Problem. A faithful transcription of all the data is required.

Material provided.
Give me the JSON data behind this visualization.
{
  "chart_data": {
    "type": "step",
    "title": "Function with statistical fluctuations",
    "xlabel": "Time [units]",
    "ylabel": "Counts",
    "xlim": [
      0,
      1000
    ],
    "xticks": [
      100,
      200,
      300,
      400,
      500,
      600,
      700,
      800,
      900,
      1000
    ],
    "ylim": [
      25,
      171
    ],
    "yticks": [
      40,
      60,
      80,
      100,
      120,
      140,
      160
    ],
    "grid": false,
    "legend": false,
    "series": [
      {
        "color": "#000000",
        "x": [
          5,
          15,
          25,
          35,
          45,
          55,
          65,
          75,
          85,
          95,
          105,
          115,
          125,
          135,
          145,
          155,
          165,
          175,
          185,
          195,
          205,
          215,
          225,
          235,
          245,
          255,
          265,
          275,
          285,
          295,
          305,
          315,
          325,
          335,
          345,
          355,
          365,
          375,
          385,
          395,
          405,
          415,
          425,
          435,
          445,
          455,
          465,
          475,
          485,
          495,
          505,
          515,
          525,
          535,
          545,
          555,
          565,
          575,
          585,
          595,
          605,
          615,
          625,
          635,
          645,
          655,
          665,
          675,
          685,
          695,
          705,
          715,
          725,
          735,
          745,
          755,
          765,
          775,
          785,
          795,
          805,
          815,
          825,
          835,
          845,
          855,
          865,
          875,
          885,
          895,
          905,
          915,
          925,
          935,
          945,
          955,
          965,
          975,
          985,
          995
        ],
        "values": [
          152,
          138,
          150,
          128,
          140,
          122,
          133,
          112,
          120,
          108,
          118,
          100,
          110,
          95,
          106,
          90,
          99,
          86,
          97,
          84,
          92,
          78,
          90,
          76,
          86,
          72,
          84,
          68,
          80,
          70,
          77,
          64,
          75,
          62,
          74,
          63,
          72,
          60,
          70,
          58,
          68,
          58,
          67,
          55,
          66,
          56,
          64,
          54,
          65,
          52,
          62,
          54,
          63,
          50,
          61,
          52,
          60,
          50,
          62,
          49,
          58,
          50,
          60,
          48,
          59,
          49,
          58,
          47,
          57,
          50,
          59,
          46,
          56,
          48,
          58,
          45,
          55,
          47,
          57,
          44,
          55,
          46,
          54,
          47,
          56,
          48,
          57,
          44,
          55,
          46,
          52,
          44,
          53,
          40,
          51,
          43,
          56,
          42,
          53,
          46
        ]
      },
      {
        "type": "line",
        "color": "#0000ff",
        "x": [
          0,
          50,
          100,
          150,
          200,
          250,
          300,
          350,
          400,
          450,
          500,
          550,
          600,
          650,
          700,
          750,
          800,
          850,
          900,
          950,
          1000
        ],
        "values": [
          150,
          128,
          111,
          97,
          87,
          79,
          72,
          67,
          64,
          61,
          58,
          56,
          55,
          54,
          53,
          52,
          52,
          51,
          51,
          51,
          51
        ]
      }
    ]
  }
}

In response.
Give me the JSON data behind this visualization.
{
  "chart_data": {
    "type": "step",
    "title": "Function with statistical fluctuations",
    "xlabel": "Time [units]",
    "ylabel": "Counts",
    "xlim": [
      0,
      1000
    ],
    "xticks": [
      100,
      200,
      300,
      400,
      500,
      600,
      700,
      800,
      900,
      1000
    ],
    "ylim": [
      25,
      171
    ],
    "yticks": [
      40,
      60,
      80,
      100,
      120,
      140,
      160
    ],
    "grid": false,
    "legend": false,
    "series": [
      {
        "color": "#000000",
        "x": [
          5,
          15,
          25,
          35,
          45,
          55,
          65,
          75,
          85,
          95,
          105,
          115,
          125,
          135,
          145,
          155,
          165,
          175,
          185,
          195,
          205,
          215,
          225,
          235,
          245,
          255,
          265,
          275,
          285,
          295,
          305,
          315,
          325,
          335,
          345,
          355,
          365,
          375,
          385,
          395,
          405,
          415,
          425,
          435,
          445,
          455,
          465,
          475,
          485,
          495,
          505,
          515,
          525,
          535,
          545,
          555,
          565,
          575,
          585,
          595,
          605,
          615,
          625,
          635,
          645,
          655,
          665,
          675,
          685,
          695,
          705,
          715,
          725,
          735,
          745,
          755,
          765,
          775,
          785,
          795,
          805,
          815,
          825,
          835,
          845,
          855,
          865,
          875,
          885,
          895,
          905,
          915,
          925,
          935,
          945,
          955,
          965,
          975,
          985,
          995
        ],
        "values": [
          152,
          138,
          150,
          128,
          140,
          122,
          133,
          112,
          120,
          108,
          118,
          100,
          110,
          95,
          106,
          90,
          99,
          86,
          97,
          84,
          92,
          78,
          90,
          76,
          86,
          72,
          84,
          68,
          80,
          70,
          77,
          64,
          75,
          62,
          74,
          63,
          72,
          60,
          70,
          58,
          68,
          58,
          67,
          55,
          66,
          56,
          64,
          54,
          65,
          52,
          62,
          54,
          63,
          50,
          61,
          52,
          60,
          50,
          62,
          49,
          58,
          50,
          60,
          48,
          59,
          49,
          58,
          47,
          57,
          50,
          59,
          46,
          56,
          48,
          58,
          45,
          55,
          47,
          57,
          44,
          55,
          46,
          54,
          47,
          56,
          48,
          57,
          44,
          55,
          46,
          52,
          44,
          53,
          40,
          51,
          43,
          56,
          42,
          53,
          46
        ]
      },
      {
        "type": "line",
        "color": "#0000ff",
        "x": [
          0,
          50,
          100,
          150,
          200,
          250,
          300,
          350,
          400,
          450,
          500,
          550,
          600,
          650,
          700,
          750,
          800,
          850,
          900,
          950,
          1000
        ],
        "values": [
          150,
          128,
          111,
          97,
          87,
          79,
          72,
          67,
          64,
          61,
          58,
          56,
          55,
          54,
          53,
          52,
          52,
          51,
          51,
          51,
          51
        ]
      }
    ]
  }
}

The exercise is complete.